▶ Requirements
Produce an exact transcription of the listing below, omitting the pictures.

Stored data entries:
= = = = =
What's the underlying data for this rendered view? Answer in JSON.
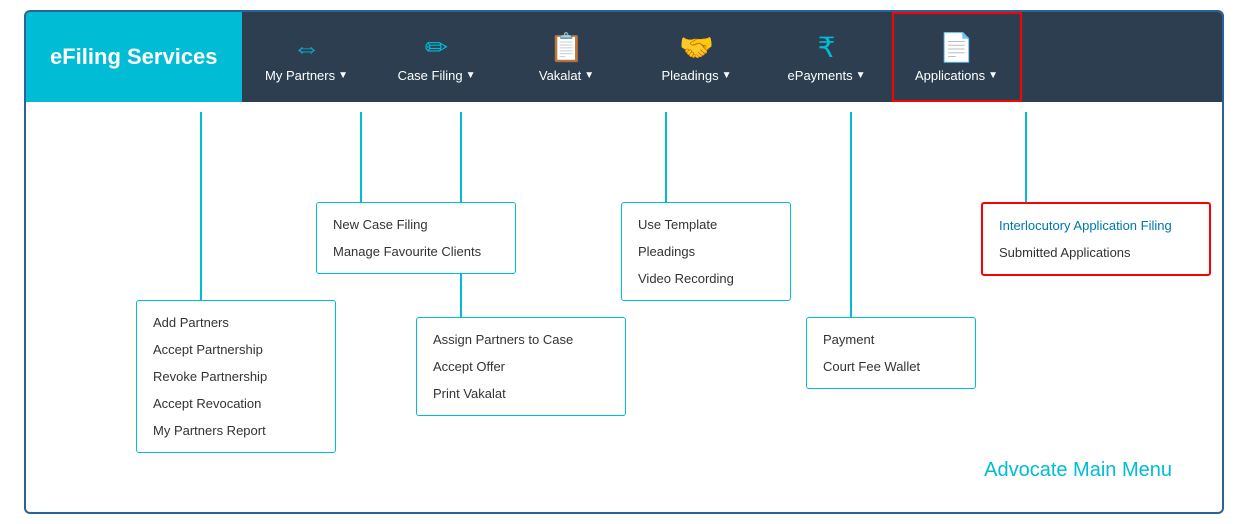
{
  "brand": {
    "label": "eFiling Services"
  },
  "nav": {
    "items": [
      {
        "id": "my-partners",
        "icon": "↔",
        "label": "My Partners",
        "highlighted": false
      },
      {
        "id": "case-filing",
        "icon": "✏",
        "label": "Case Filing",
        "highlighted": false
      },
      {
        "id": "vakalat",
        "icon": "📋",
        "label": "Vakalat",
        "highlighted": false
      },
      {
        "id": "pleadings",
        "icon": "🤝",
        "label": "Pleadings",
        "highlighted": false
      },
      {
        "id": "epayments",
        "icon": "₹",
        "label": "ePayments",
        "highlighted": false
      },
      {
        "id": "applications",
        "icon": "📄",
        "label": "Applications",
        "highlighted": true
      }
    ]
  },
  "dropdowns": {
    "case_filing": {
      "items": [
        "New Case Filing",
        "Manage Favourite Clients"
      ]
    },
    "my_partners": {
      "items": [
        "Add Partners",
        "Accept Partnership",
        "Revoke Partnership",
        "Accept Revocation",
        "My Partners Report"
      ]
    },
    "vakalat": {
      "items": [
        "Assign Partners to Case",
        "Accept Offer",
        "Print Vakalat"
      ]
    },
    "pleadings": {
      "items": [
        "Use Template",
        "Pleadings",
        "Video Recording"
      ]
    },
    "epayments": {
      "items": [
        "Payment",
        "Court Fee Wallet"
      ]
    },
    "applications": {
      "items": [
        "Interlocutory Application Filing",
        "Submitted Applications"
      ],
      "highlighted_item": "Interlocutory Application Filing"
    }
  },
  "footer": {
    "label": "Advocate Main Menu"
  }
}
= = = = =
▶ Response
What's the underlying data for this rendered view? Answer in JSON.
{
  "brand": {
    "label": "eFiling Services"
  },
  "nav": {
    "items": [
      {
        "id": "my-partners",
        "icon": "↔",
        "label": "My Partners",
        "highlighted": false
      },
      {
        "id": "case-filing",
        "icon": "✏",
        "label": "Case Filing",
        "highlighted": false
      },
      {
        "id": "vakalat",
        "icon": "📋",
        "label": "Vakalat",
        "highlighted": false
      },
      {
        "id": "pleadings",
        "icon": "🤝",
        "label": "Pleadings",
        "highlighted": false
      },
      {
        "id": "epayments",
        "icon": "₹",
        "label": "ePayments",
        "highlighted": false
      },
      {
        "id": "applications",
        "icon": "📄",
        "label": "Applications",
        "highlighted": true
      }
    ]
  },
  "dropdowns": {
    "case_filing": {
      "items": [
        "New Case Filing",
        "Manage Favourite Clients"
      ]
    },
    "my_partners": {
      "items": [
        "Add Partners",
        "Accept Partnership",
        "Revoke Partnership",
        "Accept Revocation",
        "My Partners Report"
      ]
    },
    "vakalat": {
      "items": [
        "Assign Partners to Case",
        "Accept Offer",
        "Print Vakalat"
      ]
    },
    "pleadings": {
      "items": [
        "Use Template",
        "Pleadings",
        "Video Recording"
      ]
    },
    "epayments": {
      "items": [
        "Payment",
        "Court Fee Wallet"
      ]
    },
    "applications": {
      "items": [
        "Interlocutory Application Filing",
        "Submitted Applications"
      ],
      "highlighted_item": "Interlocutory Application Filing"
    }
  },
  "footer": {
    "label": "Advocate Main Menu"
  }
}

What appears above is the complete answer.